● **AIM OF THE EXERCISE**: Scan the lines below for the word "portées". Copy each line you find it in.

Records from a data collection:
━━━━━━━━━━━━━━━━

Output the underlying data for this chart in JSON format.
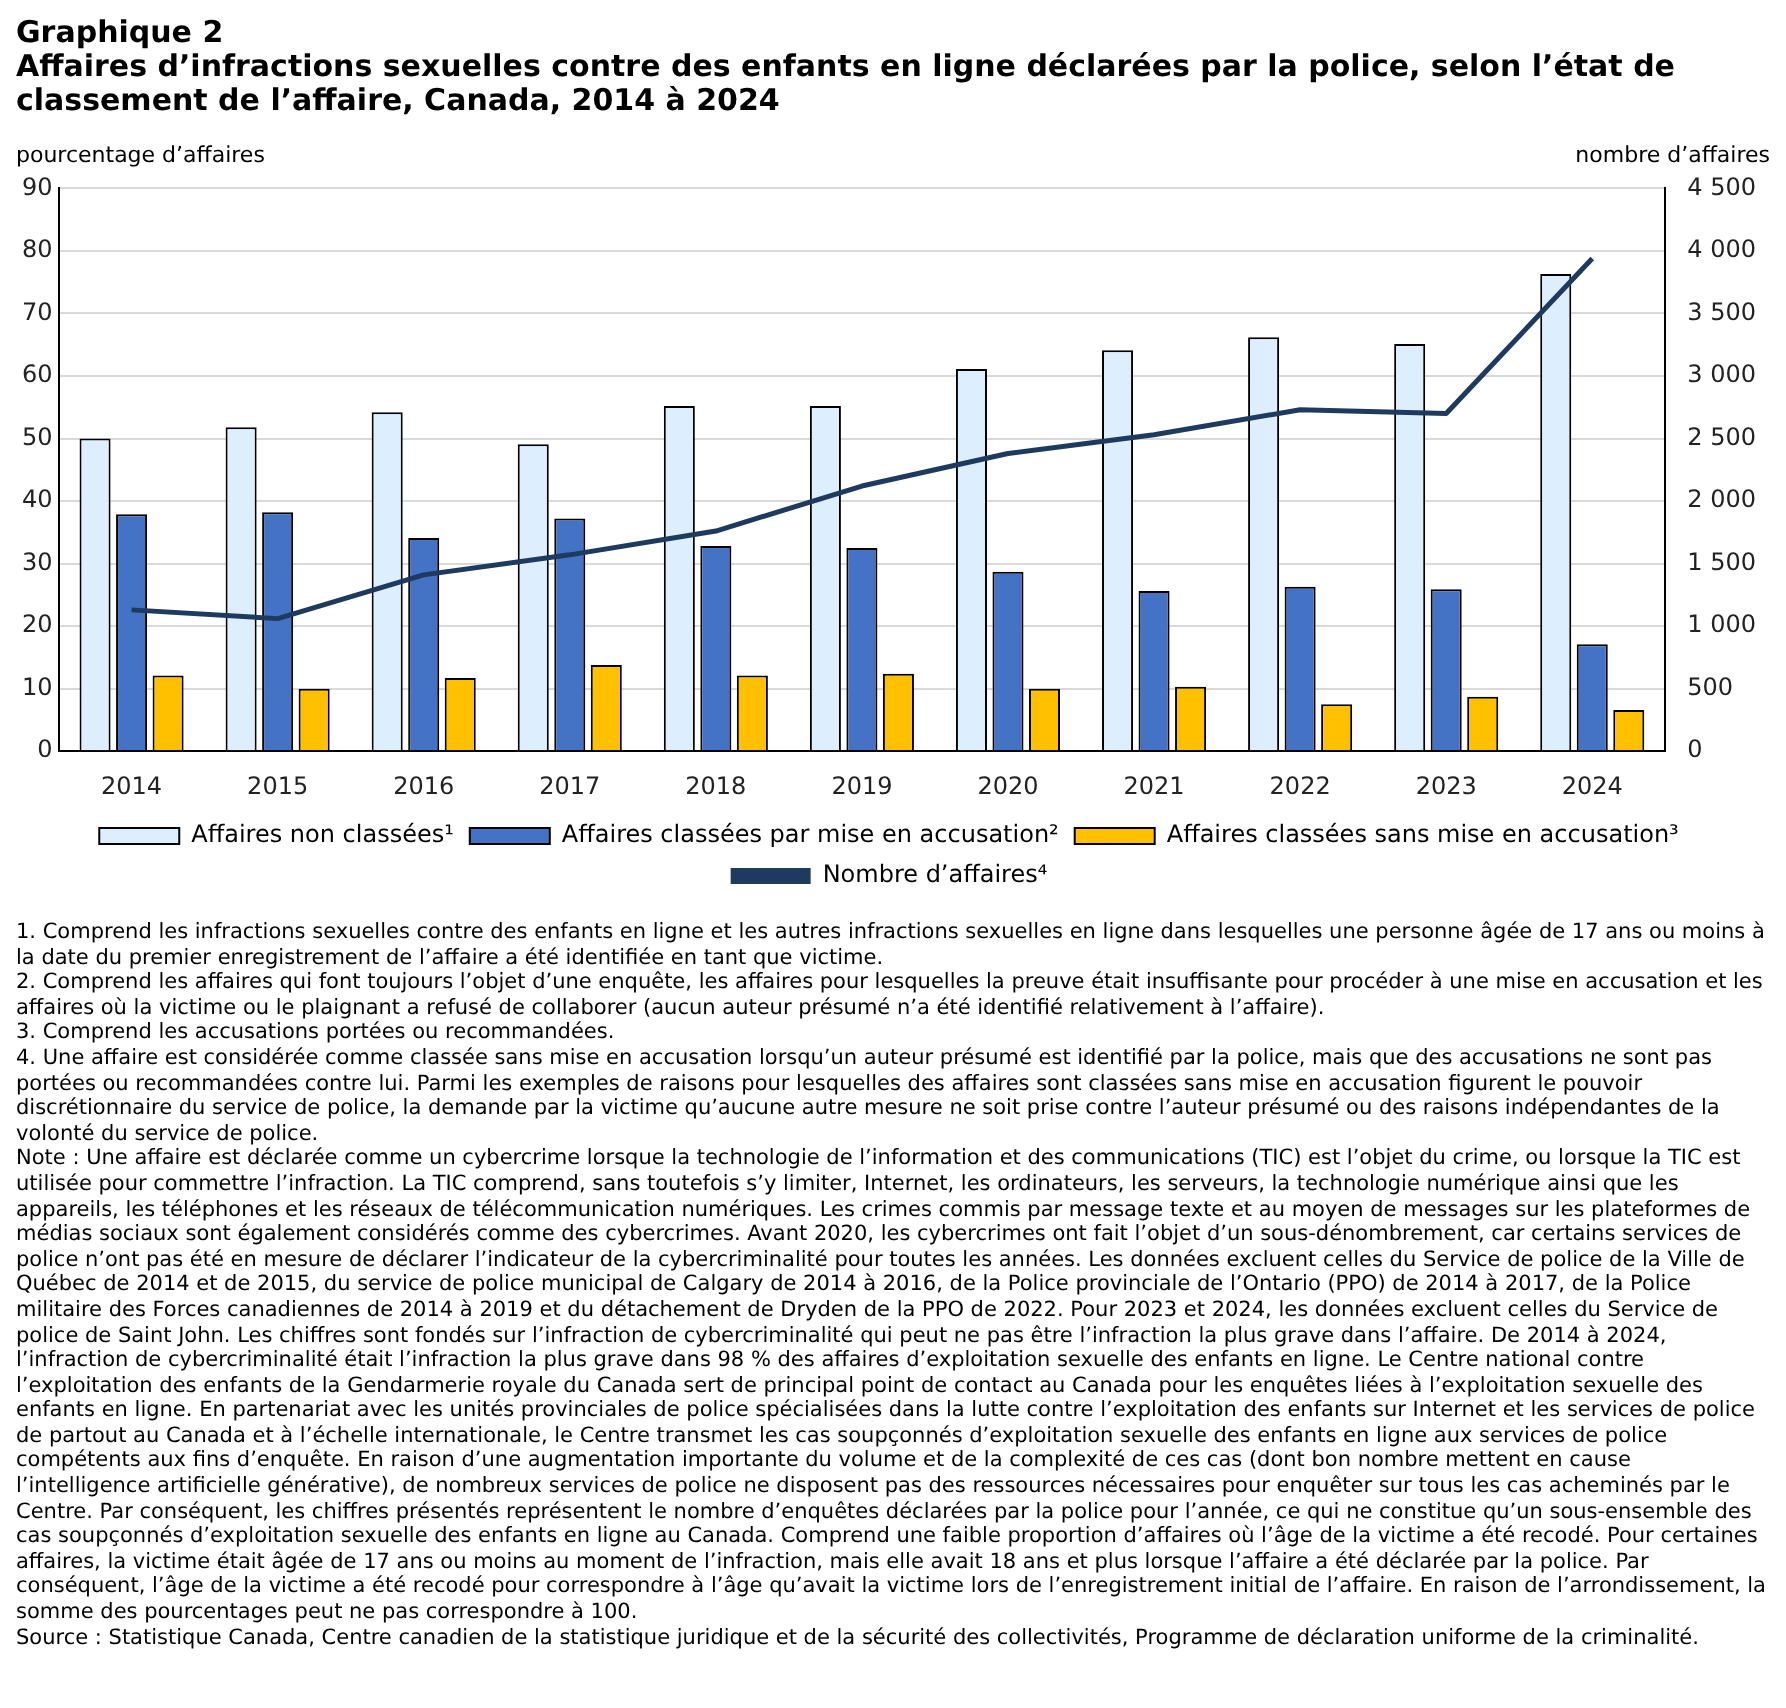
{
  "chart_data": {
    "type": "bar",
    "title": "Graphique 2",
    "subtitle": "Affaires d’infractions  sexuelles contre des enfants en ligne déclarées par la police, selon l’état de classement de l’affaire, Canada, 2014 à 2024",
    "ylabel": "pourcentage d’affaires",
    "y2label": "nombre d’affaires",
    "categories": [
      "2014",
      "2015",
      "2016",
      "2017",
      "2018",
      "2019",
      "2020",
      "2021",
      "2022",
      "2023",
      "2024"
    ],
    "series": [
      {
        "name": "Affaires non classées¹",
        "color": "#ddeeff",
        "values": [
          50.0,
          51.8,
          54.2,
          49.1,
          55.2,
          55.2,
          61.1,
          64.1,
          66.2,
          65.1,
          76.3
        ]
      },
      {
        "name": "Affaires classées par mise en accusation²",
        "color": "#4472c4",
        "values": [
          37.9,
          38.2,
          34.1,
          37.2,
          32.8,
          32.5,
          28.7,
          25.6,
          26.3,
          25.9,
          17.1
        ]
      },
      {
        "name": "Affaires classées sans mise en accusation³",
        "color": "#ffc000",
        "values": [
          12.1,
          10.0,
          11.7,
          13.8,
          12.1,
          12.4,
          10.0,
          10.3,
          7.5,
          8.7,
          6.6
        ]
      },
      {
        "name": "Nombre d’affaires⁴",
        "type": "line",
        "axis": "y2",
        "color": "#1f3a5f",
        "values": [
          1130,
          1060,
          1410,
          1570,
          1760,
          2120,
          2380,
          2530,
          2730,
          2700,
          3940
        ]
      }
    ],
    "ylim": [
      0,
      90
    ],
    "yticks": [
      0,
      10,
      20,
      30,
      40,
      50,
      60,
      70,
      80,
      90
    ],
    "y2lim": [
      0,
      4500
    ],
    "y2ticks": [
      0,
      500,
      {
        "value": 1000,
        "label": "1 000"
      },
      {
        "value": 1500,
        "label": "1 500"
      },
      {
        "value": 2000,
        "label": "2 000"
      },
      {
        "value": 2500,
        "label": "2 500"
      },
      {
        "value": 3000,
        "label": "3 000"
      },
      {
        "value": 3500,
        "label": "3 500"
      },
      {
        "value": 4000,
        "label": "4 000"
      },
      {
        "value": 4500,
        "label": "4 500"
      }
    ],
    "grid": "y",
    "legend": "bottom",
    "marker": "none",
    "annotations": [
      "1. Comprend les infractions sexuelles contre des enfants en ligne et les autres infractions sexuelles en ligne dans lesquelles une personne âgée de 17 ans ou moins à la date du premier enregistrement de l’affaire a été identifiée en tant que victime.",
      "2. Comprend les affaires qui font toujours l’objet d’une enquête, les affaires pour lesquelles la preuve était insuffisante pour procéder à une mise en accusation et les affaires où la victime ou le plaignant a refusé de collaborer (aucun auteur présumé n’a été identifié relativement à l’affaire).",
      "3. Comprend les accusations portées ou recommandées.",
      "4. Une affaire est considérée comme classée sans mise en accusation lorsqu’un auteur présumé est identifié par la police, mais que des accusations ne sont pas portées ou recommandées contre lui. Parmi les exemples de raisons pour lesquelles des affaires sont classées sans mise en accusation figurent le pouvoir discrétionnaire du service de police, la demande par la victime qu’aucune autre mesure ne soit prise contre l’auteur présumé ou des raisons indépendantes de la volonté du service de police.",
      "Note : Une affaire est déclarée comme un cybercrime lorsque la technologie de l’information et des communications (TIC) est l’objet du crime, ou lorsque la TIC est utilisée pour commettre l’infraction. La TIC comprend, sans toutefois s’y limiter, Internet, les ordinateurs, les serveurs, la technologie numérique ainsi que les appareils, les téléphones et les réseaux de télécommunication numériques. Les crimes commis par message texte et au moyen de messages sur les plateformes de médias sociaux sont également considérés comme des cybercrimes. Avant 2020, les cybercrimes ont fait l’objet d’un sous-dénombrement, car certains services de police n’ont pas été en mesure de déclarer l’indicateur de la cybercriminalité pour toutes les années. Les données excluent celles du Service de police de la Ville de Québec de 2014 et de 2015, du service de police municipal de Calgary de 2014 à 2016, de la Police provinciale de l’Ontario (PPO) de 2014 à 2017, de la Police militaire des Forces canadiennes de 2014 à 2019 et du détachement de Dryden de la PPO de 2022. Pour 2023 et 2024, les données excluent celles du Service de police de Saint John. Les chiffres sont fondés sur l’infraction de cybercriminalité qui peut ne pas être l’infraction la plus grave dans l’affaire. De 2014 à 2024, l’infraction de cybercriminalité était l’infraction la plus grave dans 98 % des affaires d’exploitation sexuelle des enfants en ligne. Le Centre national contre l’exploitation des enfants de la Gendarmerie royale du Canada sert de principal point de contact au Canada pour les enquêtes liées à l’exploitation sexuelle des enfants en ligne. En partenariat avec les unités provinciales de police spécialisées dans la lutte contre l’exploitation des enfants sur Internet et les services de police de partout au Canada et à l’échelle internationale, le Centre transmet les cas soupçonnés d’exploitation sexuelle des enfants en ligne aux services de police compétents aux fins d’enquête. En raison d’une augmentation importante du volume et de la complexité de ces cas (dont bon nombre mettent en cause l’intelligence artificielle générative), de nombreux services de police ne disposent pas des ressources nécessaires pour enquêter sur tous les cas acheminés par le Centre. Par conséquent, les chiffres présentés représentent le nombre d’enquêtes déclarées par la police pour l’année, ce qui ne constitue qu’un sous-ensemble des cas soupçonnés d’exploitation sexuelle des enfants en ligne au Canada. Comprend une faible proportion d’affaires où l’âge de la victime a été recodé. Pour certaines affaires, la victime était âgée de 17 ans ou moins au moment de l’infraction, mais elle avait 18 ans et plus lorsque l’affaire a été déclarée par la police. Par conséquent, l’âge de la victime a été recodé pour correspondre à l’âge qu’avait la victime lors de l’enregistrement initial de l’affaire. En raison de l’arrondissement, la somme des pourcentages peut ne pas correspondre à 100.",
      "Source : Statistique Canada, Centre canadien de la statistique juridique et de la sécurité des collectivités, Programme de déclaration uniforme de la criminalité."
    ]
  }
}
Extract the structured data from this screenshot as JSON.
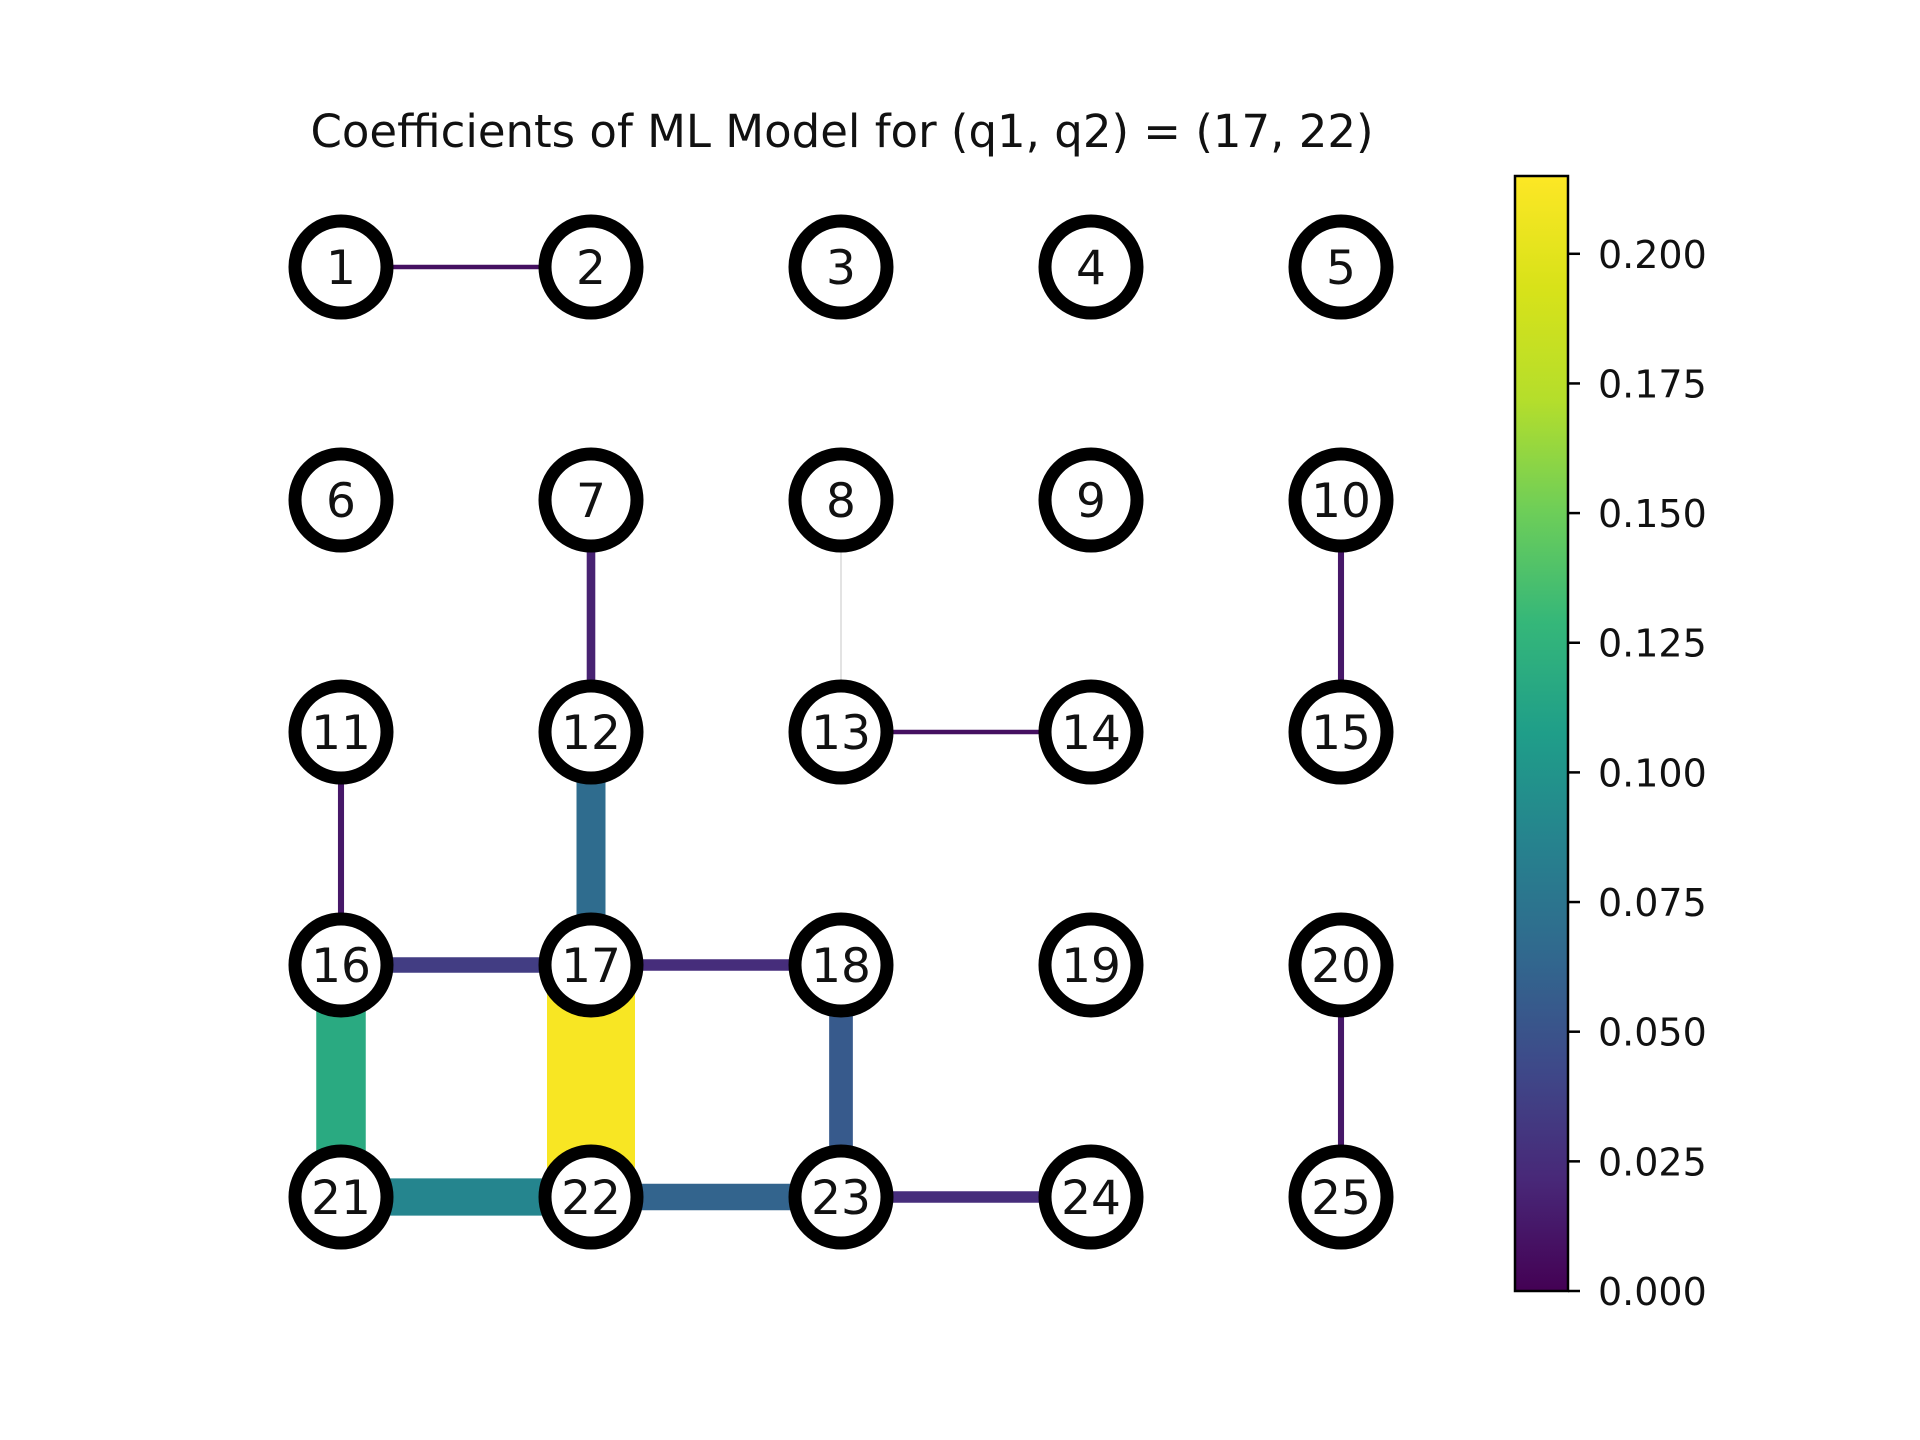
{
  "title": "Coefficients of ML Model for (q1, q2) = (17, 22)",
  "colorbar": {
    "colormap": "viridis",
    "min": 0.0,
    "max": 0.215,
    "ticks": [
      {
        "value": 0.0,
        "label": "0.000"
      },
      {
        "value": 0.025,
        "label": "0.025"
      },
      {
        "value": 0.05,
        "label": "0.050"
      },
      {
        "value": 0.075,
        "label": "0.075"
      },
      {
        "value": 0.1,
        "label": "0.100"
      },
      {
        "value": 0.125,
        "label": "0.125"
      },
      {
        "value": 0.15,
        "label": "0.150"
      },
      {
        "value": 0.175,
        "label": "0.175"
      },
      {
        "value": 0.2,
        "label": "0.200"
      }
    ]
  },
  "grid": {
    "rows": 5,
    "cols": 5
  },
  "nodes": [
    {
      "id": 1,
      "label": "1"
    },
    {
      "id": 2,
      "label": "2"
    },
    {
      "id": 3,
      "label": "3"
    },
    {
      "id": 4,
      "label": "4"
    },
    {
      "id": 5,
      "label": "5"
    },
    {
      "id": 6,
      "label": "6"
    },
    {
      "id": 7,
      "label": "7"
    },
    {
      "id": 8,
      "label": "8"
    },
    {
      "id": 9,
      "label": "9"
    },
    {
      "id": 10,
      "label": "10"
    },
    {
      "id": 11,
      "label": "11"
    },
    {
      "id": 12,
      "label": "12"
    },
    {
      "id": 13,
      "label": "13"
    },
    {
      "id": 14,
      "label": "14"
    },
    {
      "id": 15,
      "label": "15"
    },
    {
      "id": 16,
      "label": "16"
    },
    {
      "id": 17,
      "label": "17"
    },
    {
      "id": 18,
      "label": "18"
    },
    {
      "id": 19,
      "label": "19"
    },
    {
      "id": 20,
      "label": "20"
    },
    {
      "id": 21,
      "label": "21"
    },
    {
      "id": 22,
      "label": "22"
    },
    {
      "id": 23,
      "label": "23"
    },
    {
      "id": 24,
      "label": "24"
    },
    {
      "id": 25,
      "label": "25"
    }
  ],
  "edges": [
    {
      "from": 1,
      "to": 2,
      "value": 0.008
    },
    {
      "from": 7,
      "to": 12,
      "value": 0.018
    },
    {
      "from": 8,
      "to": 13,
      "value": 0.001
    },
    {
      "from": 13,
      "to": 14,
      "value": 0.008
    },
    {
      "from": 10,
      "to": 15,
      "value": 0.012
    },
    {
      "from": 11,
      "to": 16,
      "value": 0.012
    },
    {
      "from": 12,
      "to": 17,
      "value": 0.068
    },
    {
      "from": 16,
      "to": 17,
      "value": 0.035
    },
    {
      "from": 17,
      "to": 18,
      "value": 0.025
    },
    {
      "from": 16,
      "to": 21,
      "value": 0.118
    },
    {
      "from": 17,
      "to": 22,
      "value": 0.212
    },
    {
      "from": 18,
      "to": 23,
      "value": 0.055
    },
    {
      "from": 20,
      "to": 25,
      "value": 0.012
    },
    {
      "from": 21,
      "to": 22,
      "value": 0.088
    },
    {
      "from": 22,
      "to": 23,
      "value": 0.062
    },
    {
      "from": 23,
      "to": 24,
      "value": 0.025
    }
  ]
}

━━━━━━━━━━━━━━━━

● **FINISHED EXERCISE**:
      "3. Comprend les accusations portées ou recommandées.",
      "4. Une affaire est considérée comme classée sans mise en accusation lorsqu’un auteur présumé est identifié par la police, mais que des accusations ne sont pas portées ou recommandées contre lui. Parmi les exemples de raisons pour lesquelles des affaires sont classées sans mise en accusation figurent le pouvoir discrétionnaire du service de police, la demande par la victime qu’aucune autre mesure ne soit prise contre l’auteur présumé ou des raisons indépendantes de la volonté du service de police.",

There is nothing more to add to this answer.